Yes, you are probably right, I didn't actually read the content when  

>>>>>>> 我不知道該說什麼才好了,感覺為 Big5-UAO 把 big5-2003  
>>>>>>> 的東西加回去一些可
>>>>>>> 以解決很大部份,另外,上面這些字都不是日文漢字,所以也不影響我對  
>>>>>>> Big5-
>>> I tend to agree with Kenny's view here.
>> One of you will have to explain exactly what should be done, how should
>> Firefox's mappings be modified to make better sense?
> I think you understand how community does things. We can try to bring
> up this and call for people's help.

Do you know of other places than this list where it would be helpful to  
ask about these issues?

>>>>>>> UAO 的要求  
>>>>>>> :p,有人知道這部份的編碼對應是在可以動手術的範圍還是不行?
>>>>>> 按照上面的,用Big5-2003並不是很完美的。MozTW的映射好像不是完全可靠,所以我不知道該根據什麼去定義Big5-UAO。
>>>>>> 問題的範圍畢竟是0.043%的臺灣網頁的幾個字符。現代的瀏覽器只有Firefox能顯示,而且他們的映射還造成別的問題……
>>> Unfortunately it cause some problem for non-native Chinese readers. :)
>> Certainly it's a problem for all readers of Chinese that random  
>> characters
>> show up where they don't belong?
> Emm... Here you think the current firefox solution is not perfect and
> the needs in Taiwan is negligible so it's better to use big5-hkscs to
> replace the big5 (seems to be CP950?)? I'm an experimental high energy
> physicist. The best way to resolve a debating and validate a theory is
> to do experiment and measure it. :) Maybe you can just implement it in
> Opera and make a survey to see how both HK and Taiwan users appreciate
> it?

It will definitely be an improvement for Opera since HKSCS will start  
working and UAO has never worked, but if there's something even better we  
could do I'd really prefer that. A better test would be to see the  
reactions if Firefox changed, but that's not an experiment I can run :)

Record list:
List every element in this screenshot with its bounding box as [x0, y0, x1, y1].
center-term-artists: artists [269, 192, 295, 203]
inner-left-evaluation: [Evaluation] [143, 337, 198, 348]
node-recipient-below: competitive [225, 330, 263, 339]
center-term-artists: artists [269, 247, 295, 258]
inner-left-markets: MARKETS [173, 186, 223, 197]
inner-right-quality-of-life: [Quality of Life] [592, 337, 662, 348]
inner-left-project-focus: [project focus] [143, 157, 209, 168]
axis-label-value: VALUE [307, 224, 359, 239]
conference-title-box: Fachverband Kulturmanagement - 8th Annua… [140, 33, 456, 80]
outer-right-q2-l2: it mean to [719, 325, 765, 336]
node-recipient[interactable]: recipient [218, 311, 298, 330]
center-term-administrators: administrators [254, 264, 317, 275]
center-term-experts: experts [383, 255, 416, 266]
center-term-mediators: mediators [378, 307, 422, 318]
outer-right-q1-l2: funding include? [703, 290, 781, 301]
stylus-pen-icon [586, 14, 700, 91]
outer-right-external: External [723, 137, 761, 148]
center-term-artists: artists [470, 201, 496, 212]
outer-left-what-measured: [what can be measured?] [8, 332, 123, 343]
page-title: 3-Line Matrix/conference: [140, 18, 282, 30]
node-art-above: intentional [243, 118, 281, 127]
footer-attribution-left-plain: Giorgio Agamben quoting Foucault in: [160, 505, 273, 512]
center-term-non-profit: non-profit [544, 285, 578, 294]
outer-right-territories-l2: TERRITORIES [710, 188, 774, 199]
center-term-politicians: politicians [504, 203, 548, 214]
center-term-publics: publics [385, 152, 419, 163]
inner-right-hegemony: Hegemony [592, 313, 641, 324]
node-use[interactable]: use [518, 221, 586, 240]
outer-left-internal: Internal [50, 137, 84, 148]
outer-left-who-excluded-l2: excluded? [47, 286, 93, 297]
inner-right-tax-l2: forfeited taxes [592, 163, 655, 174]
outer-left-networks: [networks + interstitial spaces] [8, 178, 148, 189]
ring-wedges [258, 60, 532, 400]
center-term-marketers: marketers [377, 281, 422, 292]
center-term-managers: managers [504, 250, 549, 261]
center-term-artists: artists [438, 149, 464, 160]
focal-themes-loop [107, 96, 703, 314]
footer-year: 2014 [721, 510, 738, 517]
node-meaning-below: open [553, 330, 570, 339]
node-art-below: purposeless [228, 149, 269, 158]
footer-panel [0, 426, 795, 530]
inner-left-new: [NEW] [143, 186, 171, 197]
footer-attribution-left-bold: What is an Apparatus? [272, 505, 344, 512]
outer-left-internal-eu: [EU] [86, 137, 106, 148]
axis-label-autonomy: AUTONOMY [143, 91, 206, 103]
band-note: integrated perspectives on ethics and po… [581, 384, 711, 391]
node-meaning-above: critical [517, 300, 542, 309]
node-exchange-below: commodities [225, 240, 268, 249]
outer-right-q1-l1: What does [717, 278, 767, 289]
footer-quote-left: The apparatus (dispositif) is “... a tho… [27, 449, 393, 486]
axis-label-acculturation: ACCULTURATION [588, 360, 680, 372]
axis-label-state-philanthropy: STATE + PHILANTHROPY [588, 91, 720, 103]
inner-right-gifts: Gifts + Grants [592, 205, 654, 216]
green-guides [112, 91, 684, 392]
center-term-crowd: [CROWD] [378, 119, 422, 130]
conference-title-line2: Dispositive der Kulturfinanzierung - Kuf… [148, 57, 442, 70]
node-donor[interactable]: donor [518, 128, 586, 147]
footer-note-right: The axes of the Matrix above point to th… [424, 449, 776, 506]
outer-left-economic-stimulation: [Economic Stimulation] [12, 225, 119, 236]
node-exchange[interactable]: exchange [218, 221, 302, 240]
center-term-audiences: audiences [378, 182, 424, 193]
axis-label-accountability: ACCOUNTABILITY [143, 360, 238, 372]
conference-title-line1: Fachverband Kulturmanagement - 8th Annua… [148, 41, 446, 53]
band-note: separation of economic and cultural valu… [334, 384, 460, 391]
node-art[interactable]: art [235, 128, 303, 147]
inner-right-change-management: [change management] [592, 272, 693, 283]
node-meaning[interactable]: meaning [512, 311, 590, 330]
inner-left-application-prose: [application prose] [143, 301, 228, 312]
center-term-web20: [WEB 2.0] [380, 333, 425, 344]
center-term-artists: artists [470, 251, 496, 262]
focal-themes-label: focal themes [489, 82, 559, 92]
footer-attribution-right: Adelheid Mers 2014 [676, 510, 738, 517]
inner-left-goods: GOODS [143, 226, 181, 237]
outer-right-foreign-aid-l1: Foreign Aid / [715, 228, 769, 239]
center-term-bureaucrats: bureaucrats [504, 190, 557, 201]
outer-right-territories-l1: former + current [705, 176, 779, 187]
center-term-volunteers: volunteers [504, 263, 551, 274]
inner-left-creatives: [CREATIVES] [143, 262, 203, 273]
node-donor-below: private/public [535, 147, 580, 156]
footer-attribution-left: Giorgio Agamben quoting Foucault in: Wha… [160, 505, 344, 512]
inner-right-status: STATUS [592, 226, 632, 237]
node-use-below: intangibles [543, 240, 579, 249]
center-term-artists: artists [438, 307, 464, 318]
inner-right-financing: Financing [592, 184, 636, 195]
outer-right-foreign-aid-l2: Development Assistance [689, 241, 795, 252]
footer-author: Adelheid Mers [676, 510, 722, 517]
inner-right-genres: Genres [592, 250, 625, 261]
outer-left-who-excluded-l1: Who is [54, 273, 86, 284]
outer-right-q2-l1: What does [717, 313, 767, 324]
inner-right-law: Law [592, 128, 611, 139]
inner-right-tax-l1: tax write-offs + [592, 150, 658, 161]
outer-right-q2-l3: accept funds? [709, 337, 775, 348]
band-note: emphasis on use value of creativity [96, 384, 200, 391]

Instruction 1: In the forum thread on Big5 mappings, what profession does one of the quoted writers claim?
Instruction 2: Copy the forum thread word for word, beginning at the words "Yes, you are" and stopping after "Kenny's view here.".

Full answer 1: An experimental high energy physicist.

Full answer 2:
Yes, you are probably right, I didn't actually read the content when  

>>>>>>> 我不知道該說什麼才好了,感覺為 Big5-UAO 把 big5-2003  
>>>>>>> 的東西加回去一些可
>>>>>>> 以解決很大部份,另外,上面這些字都不是日文漢字,所以也不影響我對  
>>>>>>> Big5-
>>> I tend to agree with Kenny's view here.